__Text__.
Thanks for the heads-up.  This one popped up in our "spring cleaning" of
old GCC tickets (some RISC-V related).
We'll take a look.

On Thu, 12 Mar 2026 at 20:57, Andrew Pinski <[email protected]>
wrote:

> On Thu, Mar 12, 2026 at 10:33 AM Philipp Tomsich
> <[email protected]> wrote:
> >
> > In forward_propagate_into_comparison_1, the invariant_only_p
> > restriction prevents folding comparisons when the defining SSA value
> > has multiple uses and the folded result is not a constant.  This
> > blocks the simplification of patterns like (++*a == 1) into (*a == 0),
> > where comparing the pre-increment value against zero is cheaper on
> > most targets (e.g., beqz on RISC-V, cbz on AArch64).
> >
> > Relax invariant_only_p when the defining statement is a PLUS_EXPR
> > with a constant operand, the comparison is an equality test against a
> > non-zero constant, and the folded constant would be zero.  GIMPLE
> > canonicalizes (X - C) to (X + -C), so only PLUS_EXPR needs handling.
> > This ensures we only fold toward zero comparisons, never away from
> > them (e.g., --*a == 0 must not fold to *a == 1).
> >
> > For example, given:
> >   _1 = *a;
> >   _2 = _1 + 1;
> >   *a = _2;
> >   if (_2 == 1)

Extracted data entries
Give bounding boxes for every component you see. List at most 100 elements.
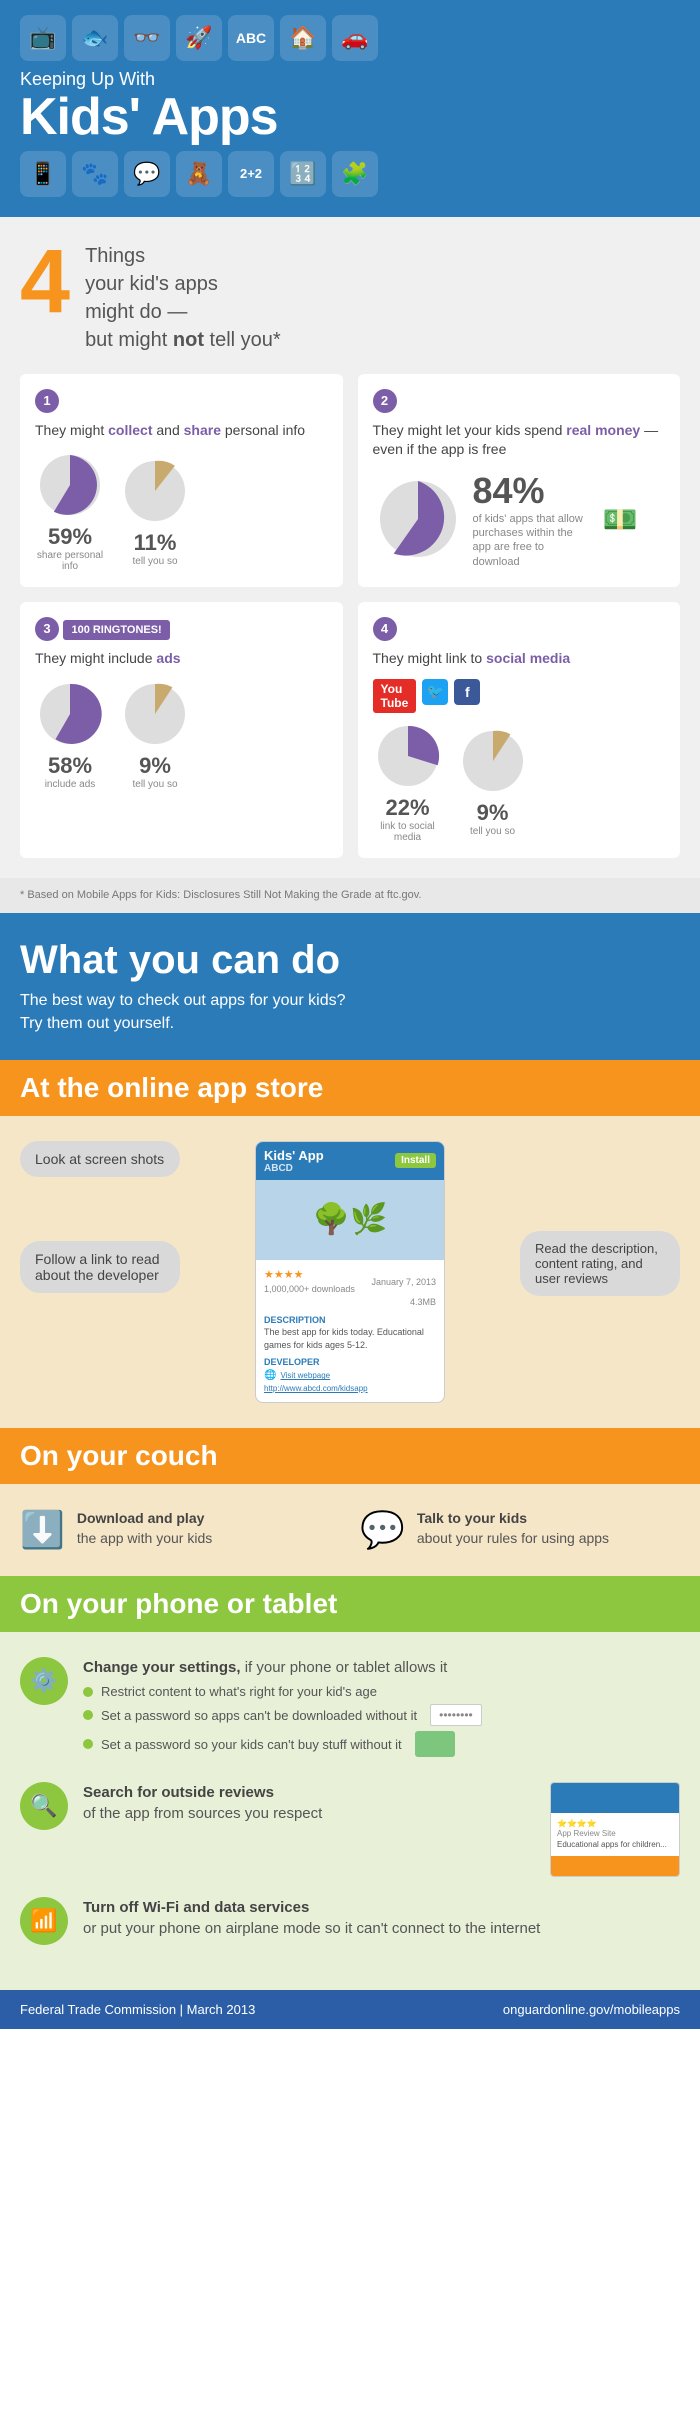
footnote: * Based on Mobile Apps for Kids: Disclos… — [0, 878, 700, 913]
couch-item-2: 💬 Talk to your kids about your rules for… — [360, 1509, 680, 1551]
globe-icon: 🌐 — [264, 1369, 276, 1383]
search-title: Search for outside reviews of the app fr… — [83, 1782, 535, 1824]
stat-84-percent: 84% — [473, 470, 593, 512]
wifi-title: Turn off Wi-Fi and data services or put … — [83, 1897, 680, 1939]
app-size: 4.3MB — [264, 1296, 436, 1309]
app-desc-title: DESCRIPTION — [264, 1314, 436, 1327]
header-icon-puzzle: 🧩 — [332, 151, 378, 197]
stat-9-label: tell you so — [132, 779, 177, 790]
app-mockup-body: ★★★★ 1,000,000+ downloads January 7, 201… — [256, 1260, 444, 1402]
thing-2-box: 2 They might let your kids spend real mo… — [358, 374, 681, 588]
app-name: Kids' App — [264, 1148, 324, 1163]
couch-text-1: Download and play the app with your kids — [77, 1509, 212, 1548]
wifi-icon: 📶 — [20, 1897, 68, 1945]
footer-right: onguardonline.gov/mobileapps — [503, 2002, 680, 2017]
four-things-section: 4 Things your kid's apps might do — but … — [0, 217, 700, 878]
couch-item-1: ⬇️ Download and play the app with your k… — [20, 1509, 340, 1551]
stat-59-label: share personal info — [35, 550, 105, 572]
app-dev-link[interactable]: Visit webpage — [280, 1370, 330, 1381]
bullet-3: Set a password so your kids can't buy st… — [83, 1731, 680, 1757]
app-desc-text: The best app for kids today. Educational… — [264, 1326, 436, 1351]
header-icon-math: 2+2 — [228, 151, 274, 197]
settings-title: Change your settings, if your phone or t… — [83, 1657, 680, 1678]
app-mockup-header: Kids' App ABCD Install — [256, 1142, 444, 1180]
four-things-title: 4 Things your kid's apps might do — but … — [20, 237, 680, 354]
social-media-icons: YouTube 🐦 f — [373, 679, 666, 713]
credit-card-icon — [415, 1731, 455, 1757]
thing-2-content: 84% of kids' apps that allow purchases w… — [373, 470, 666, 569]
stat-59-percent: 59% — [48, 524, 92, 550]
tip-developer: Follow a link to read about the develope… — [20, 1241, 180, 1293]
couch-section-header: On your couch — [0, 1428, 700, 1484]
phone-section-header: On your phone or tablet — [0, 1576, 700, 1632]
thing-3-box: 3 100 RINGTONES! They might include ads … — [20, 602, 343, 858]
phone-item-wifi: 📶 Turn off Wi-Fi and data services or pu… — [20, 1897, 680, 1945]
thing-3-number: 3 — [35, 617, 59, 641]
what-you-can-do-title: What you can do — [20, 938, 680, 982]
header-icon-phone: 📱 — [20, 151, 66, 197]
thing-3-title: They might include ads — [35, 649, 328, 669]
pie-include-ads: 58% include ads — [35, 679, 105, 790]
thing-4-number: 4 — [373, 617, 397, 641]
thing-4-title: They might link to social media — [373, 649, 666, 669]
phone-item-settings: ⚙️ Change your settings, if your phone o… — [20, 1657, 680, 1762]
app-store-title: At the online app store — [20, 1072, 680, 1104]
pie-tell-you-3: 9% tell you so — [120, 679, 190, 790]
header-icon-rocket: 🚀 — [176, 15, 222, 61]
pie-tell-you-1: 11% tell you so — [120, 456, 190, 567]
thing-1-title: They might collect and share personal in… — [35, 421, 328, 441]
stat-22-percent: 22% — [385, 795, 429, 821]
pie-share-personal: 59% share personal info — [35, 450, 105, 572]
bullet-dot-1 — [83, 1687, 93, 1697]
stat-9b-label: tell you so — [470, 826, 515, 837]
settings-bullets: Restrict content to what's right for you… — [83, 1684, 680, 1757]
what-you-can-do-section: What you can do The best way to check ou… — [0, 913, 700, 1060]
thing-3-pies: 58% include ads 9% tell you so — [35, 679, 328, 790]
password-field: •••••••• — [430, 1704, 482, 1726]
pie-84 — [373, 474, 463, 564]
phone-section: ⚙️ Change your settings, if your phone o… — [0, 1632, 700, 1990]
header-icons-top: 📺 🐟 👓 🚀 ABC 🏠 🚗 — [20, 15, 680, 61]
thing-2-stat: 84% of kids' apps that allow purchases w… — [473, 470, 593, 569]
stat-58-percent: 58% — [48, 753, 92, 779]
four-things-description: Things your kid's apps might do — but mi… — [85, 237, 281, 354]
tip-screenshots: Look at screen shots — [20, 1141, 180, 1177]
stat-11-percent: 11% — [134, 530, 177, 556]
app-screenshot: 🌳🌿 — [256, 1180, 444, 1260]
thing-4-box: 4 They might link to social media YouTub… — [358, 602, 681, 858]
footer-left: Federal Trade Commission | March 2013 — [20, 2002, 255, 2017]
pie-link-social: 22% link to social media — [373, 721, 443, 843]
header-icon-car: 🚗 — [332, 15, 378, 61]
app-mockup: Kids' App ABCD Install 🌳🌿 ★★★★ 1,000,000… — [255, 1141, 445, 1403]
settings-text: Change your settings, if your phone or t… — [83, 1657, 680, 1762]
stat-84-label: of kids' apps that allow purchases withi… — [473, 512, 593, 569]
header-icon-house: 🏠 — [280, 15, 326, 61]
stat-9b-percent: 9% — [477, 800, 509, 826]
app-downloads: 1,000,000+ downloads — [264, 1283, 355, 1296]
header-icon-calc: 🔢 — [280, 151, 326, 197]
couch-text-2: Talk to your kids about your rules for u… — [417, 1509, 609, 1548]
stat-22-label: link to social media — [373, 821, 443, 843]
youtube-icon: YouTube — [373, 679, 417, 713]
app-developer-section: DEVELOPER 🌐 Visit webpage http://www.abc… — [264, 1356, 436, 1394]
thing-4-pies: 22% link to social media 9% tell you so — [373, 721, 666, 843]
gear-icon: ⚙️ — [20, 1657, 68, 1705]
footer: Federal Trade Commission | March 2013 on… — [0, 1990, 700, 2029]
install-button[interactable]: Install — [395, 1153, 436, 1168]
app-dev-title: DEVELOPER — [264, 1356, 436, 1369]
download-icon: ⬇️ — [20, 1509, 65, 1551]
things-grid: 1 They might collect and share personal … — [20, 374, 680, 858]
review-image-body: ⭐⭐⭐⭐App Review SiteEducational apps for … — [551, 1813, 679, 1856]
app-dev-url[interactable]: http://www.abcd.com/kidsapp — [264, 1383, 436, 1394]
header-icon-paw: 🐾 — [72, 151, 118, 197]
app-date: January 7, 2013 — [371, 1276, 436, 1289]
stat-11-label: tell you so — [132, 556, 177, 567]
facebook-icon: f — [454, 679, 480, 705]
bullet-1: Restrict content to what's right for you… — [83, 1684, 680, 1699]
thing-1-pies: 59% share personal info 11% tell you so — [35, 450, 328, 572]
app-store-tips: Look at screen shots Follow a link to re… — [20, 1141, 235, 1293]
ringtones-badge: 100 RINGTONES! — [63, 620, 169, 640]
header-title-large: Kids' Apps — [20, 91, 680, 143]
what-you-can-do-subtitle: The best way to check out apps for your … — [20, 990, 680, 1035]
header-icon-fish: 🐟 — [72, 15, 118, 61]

__Short task__. Print the stretch of the GCC patch thread from "We'll take a" through "cbz on AArch64).", word for word.

__Task solution__.
We'll take a look.

On Thu, 12 Mar 2026 at 20:57, Andrew Pinski <[email protected]>
wrote:

> On Thu, Mar 12, 2026 at 10:33 AM Philipp Tomsich
> <[email protected]> wrote:
> >
> > In forward_propagate_into_comparison_1, the invariant_only_p
> > restriction prevents folding comparisons when the defining SSA value
> > has multiple uses and the folded result is not a constant.  This
> > blocks the simplification of patterns like (++*a == 1) into (*a == 0),
> > where comparing the pre-increment value against zero is cheaper on
> > most targets (e.g., beqz on RISC-V, cbz on AArch64).